:: EXERCISE DATA
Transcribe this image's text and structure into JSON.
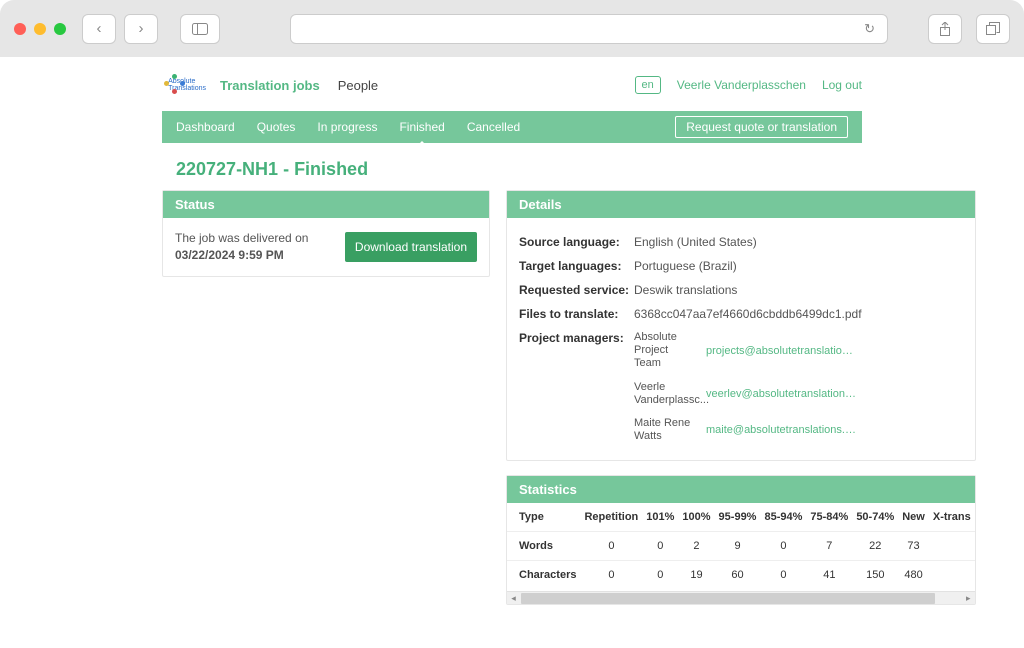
{
  "header": {
    "nav_primary": [
      {
        "label": "Translation jobs",
        "active": true
      },
      {
        "label": "People",
        "active": false
      }
    ],
    "lang": "en",
    "user_name": "Veerle Vanderplasschen",
    "logout": "Log out"
  },
  "navbar": {
    "tabs": [
      {
        "label": "Dashboard",
        "active": false
      },
      {
        "label": "Quotes",
        "active": false
      },
      {
        "label": "In progress",
        "active": false
      },
      {
        "label": "Finished",
        "active": true
      },
      {
        "label": "Cancelled",
        "active": false
      }
    ],
    "cta": "Request quote or translation"
  },
  "page_title": "220727-NH1 - Finished",
  "status": {
    "header": "Status",
    "text_prefix": "The job was delivered on ",
    "text_date": "03/22/2024 9:59 PM",
    "button": "Download translation"
  },
  "details": {
    "header": "Details",
    "rows": [
      {
        "label": "Source language:",
        "value": "English (United States)"
      },
      {
        "label": "Target languages:",
        "value": "Portuguese (Brazil)"
      },
      {
        "label": "Requested service:",
        "value": "Deswik translations"
      },
      {
        "label": "Files to translate:",
        "value": "6368cc047aa7ef4660d6cbddb6499dc1.pdf"
      }
    ],
    "pm_label": "Project managers:",
    "pms": [
      {
        "name": "Absolute Project Team",
        "email": "projects@absolutetranslations.co"
      },
      {
        "name": "Veerle Vanderplassc...",
        "email": "veerlev@absolutetranslations.con"
      },
      {
        "name": "Maite Rene Watts",
        "email": "maite@absolutetranslations.com."
      }
    ]
  },
  "statistics": {
    "header": "Statistics",
    "columns": [
      "Type",
      "Repetition",
      "101%",
      "100%",
      "95-99%",
      "85-94%",
      "75-84%",
      "50-74%",
      "New",
      "X-trans"
    ],
    "rows": [
      {
        "type": "Words",
        "vals": [
          "0",
          "0",
          "2",
          "9",
          "0",
          "7",
          "22",
          "73"
        ]
      },
      {
        "type": "Characters",
        "vals": [
          "0",
          "0",
          "19",
          "60",
          "0",
          "41",
          "150",
          "480"
        ]
      }
    ]
  }
}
::::
Copy out every line of the material above exactly, skipping the pictures.

OUTPUT:
Transcribe this image's text and structure into JSON.
{
  "header": {
    "nav_primary": [
      {
        "label": "Translation jobs",
        "active": true
      },
      {
        "label": "People",
        "active": false
      }
    ],
    "lang": "en",
    "user_name": "Veerle Vanderplasschen",
    "logout": "Log out"
  },
  "navbar": {
    "tabs": [
      {
        "label": "Dashboard",
        "active": false
      },
      {
        "label": "Quotes",
        "active": false
      },
      {
        "label": "In progress",
        "active": false
      },
      {
        "label": "Finished",
        "active": true
      },
      {
        "label": "Cancelled",
        "active": false
      }
    ],
    "cta": "Request quote or translation"
  },
  "page_title": "220727-NH1 - Finished",
  "status": {
    "header": "Status",
    "text_prefix": "The job was delivered on ",
    "text_date": "03/22/2024 9:59 PM",
    "button": "Download translation"
  },
  "details": {
    "header": "Details",
    "rows": [
      {
        "label": "Source language:",
        "value": "English (United States)"
      },
      {
        "label": "Target languages:",
        "value": "Portuguese (Brazil)"
      },
      {
        "label": "Requested service:",
        "value": "Deswik translations"
      },
      {
        "label": "Files to translate:",
        "value": "6368cc047aa7ef4660d6cbddb6499dc1.pdf"
      }
    ],
    "pm_label": "Project managers:",
    "pms": [
      {
        "name": "Absolute Project Team",
        "email": "projects@absolutetranslations.co"
      },
      {
        "name": "Veerle Vanderplassc...",
        "email": "veerlev@absolutetranslations.con"
      },
      {
        "name": "Maite Rene Watts",
        "email": "maite@absolutetranslations.com."
      }
    ]
  },
  "statistics": {
    "header": "Statistics",
    "columns": [
      "Type",
      "Repetition",
      "101%",
      "100%",
      "95-99%",
      "85-94%",
      "75-84%",
      "50-74%",
      "New",
      "X-trans"
    ],
    "rows": [
      {
        "type": "Words",
        "vals": [
          "0",
          "0",
          "2",
          "9",
          "0",
          "7",
          "22",
          "73"
        ]
      },
      {
        "type": "Characters",
        "vals": [
          "0",
          "0",
          "19",
          "60",
          "0",
          "41",
          "150",
          "480"
        ]
      }
    ]
  }
}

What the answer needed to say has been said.